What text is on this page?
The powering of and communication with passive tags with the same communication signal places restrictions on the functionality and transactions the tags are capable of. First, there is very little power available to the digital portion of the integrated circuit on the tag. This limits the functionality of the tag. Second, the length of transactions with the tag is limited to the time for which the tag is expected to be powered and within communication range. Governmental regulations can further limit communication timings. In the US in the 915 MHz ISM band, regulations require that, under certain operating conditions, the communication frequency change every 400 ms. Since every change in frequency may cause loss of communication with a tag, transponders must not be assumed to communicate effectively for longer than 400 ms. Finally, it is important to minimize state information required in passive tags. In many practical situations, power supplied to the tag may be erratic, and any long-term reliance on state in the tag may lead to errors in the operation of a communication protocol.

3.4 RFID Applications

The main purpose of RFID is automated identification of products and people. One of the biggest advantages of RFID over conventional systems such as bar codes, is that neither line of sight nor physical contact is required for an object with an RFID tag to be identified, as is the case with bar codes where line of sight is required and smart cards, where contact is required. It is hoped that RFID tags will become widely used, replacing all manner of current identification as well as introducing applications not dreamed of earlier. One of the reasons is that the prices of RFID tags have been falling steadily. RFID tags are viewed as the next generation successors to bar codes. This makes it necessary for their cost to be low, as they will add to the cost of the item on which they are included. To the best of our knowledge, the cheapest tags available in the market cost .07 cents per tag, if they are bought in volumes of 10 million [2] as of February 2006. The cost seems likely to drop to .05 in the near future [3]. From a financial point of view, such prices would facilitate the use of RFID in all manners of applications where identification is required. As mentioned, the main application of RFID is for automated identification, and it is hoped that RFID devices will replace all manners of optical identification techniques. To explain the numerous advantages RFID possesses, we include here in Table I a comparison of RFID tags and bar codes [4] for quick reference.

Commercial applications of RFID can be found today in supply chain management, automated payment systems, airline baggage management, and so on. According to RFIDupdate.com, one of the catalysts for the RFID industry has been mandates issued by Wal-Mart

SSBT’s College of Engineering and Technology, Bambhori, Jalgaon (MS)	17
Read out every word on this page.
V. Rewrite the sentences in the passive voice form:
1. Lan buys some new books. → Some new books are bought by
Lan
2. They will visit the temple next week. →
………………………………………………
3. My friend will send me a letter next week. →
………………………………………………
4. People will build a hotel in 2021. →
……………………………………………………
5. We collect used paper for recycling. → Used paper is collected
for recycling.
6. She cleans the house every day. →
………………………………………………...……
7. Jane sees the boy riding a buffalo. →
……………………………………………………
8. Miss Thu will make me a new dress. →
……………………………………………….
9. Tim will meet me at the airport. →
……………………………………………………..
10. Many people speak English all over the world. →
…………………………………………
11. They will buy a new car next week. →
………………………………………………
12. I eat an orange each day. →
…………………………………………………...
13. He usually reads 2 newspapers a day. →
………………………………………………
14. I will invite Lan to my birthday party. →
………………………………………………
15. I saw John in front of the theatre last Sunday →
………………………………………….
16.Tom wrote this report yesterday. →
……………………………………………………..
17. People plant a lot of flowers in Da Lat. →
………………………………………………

********

Write out the entries in full, exactly as given.

> **Result of the exercise**
What text is on this page?
The powering of and communication with passive tags with the same communication signal places restrictions on the functionality and transactions the tags are capable of. First, there is very little power available to the digital portion of the integrated circuit on the tag. This limits the functionality of the tag. Second, the length of transactions with the tag is limited to the time for which the tag is expected to be powered and within communication range. Governmental regulations can further limit communication timings. In the US in the 915 MHz ISM band, regulations require that, under certain operating conditions, the communication frequency change every 400 ms. Since every change in frequency may cause loss of communication with a tag, transponders must not be assumed to communicate effectively for longer than 400 ms. Finally, it is important to minimize state information required in passive tags. In many practical situations, power supplied to the tag may be erratic, and any long-term reliance on state in the tag may lead to errors in the operation of a communication protocol.

3.4 RFID Applications

The main purpose of RFID is automated identification of products and people. One of the biggest advantages of RFID over conventional systems such as bar codes, is that neither line of sight nor physical contact is required for an object with an RFID tag to be identified, as is the case with bar codes where line of sight is required and smart cards, where contact is required. It is hoped that RFID tags will become widely used, replacing all manner of current identification as well as introducing applications not dreamed of earlier. One of the reasons is that the prices of RFID tags have been falling steadily. RFID tags are viewed as the next generation successors to bar codes. This makes it necessary for their cost to be low, as they will add to the cost of the item on which they are included. To the best of our knowledge, the cheapest tags available in the market cost .07 cents per tag, if they are bought in volumes of 10 million [2] as of February 2006. The cost seems likely to drop to .05 in the near future [3]. From a financial point of view, such prices would facilitate the use of RFID in all manners of applications where identification is required. As mentioned, the main application of RFID is for automated identification, and it is hoped that RFID devices will replace all manners of optical identification techniques. To explain the numerous advantages RFID possesses, we include here in Table I a comparison of RFID tags and bar codes [4] for quick reference.

Commercial applications of RFID can be found today in supply chain management, automated payment systems, airline baggage management, and so on. According to RFIDupdate.com, one of the catalysts for the RFID industry has been mandates issued by Wal-Mart

SSBT’s College of Engineering and Technology, Bambhori, Jalgaon (MS)	17
Read out every word on this page.
V. Rewrite the sentences in the passive voice form:
1. Lan buys some new books. → Some new books are bought by
Lan
2. They will visit the temple next week. →
………………………………………………
3. My friend will send me a letter next week. →
………………………………………………
4. People will build a hotel in 2021. →
……………………………………………………
5. We collect used paper for recycling. → Used paper is collected
for recycling.
6. She cleans the house every day. →
………………………………………………...……
7. Jane sees the boy riding a buffalo. →
……………………………………………………
8. Miss Thu will make me a new dress. →
……………………………………………….
9. Tim will meet me at the airport. →
……………………………………………………..
10. Many people speak English all over the world. →
…………………………………………
11. They will buy a new car next week. →
………………………………………………
12. I eat an orange each day. →
…………………………………………………...
13. He usually reads 2 newspapers a day. →
………………………………………………
14. I will invite Lan to my birthday party. →
………………………………………………
15. I saw John in front of the theatre last Sunday →
………………………………………….
16.Tom wrote this report yesterday. →
……………………………………………………..
17. People plant a lot of flowers in Da Lat. →
………………………………………………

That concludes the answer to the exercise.